***** Stored records *****

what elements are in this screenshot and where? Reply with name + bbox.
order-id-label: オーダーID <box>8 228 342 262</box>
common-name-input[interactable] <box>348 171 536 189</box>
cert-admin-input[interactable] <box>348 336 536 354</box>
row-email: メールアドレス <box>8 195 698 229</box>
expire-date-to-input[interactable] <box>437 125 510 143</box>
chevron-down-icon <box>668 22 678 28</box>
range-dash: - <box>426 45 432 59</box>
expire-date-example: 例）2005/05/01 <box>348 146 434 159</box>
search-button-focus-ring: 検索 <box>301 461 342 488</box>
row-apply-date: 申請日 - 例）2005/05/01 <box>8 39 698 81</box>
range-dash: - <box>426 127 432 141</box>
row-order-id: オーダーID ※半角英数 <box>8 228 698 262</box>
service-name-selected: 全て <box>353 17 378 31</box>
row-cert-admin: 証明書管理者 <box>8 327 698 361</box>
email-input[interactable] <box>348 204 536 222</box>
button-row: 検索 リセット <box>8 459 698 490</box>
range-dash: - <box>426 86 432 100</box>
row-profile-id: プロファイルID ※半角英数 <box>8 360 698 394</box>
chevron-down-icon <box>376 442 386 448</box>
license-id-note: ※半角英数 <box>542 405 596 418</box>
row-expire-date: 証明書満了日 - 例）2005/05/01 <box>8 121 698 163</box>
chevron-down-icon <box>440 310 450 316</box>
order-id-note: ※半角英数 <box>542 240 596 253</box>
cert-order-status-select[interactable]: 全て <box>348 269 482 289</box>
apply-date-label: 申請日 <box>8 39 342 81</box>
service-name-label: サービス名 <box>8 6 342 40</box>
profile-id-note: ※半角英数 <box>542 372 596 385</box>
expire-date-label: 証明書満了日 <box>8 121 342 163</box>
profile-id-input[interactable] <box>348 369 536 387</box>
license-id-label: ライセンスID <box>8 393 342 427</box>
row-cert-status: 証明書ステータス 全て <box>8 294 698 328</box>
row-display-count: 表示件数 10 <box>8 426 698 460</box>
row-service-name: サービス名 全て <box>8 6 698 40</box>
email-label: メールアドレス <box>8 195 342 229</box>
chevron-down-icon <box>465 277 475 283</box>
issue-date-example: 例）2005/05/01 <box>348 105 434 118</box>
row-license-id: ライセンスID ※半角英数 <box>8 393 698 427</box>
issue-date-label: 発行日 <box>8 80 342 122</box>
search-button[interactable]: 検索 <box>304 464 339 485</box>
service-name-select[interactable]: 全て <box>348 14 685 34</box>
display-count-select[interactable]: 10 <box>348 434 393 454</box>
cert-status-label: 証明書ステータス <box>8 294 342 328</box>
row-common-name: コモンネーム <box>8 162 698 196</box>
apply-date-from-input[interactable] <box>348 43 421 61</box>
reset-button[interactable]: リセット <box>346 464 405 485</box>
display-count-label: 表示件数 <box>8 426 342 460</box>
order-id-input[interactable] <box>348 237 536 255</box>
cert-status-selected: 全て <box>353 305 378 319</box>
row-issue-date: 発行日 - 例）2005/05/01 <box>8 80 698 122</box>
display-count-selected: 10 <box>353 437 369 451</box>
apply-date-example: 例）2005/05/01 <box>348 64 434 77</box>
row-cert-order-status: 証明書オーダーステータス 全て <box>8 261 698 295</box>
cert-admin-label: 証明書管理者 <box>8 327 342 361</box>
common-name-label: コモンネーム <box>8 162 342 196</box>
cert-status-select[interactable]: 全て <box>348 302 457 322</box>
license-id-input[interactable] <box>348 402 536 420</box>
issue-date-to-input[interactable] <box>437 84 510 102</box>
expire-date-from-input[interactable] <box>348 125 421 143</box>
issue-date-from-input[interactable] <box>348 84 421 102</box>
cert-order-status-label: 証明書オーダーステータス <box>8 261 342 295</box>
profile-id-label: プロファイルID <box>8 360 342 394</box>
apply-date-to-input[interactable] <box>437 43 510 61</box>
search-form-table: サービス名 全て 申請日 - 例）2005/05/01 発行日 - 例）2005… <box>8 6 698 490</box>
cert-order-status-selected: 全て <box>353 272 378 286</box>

*****

Aim> Copy out the listing above word for word, starting with its first line and going on through the line that contains "row-profile-id: プロファイルID ※半角英数", with both of those lines included.

Correct answer>
what elements are in this screenshot and where? Reply with name + bbox.
order-id-label: オーダーID <box>8 228 342 262</box>
common-name-input[interactable] <box>348 171 536 189</box>
cert-admin-input[interactable] <box>348 336 536 354</box>
row-email: メールアドレス <box>8 195 698 229</box>
expire-date-to-input[interactable] <box>437 125 510 143</box>
chevron-down-icon <box>668 22 678 28</box>
range-dash: - <box>426 45 432 59</box>
expire-date-example: 例）2005/05/01 <box>348 146 434 159</box>
search-button-focus-ring: 検索 <box>301 461 342 488</box>
row-apply-date: 申請日 - 例）2005/05/01 <box>8 39 698 81</box>
range-dash: - <box>426 127 432 141</box>
row-order-id: オーダーID ※半角英数 <box>8 228 698 262</box>
service-name-selected: 全て <box>353 17 378 31</box>
row-cert-admin: 証明書管理者 <box>8 327 698 361</box>
email-input[interactable] <box>348 204 536 222</box>
button-row: 検索 リセット <box>8 459 698 490</box>
range-dash: - <box>426 86 432 100</box>
row-profile-id: プロファイルID ※半角英数 <box>8 360 698 394</box>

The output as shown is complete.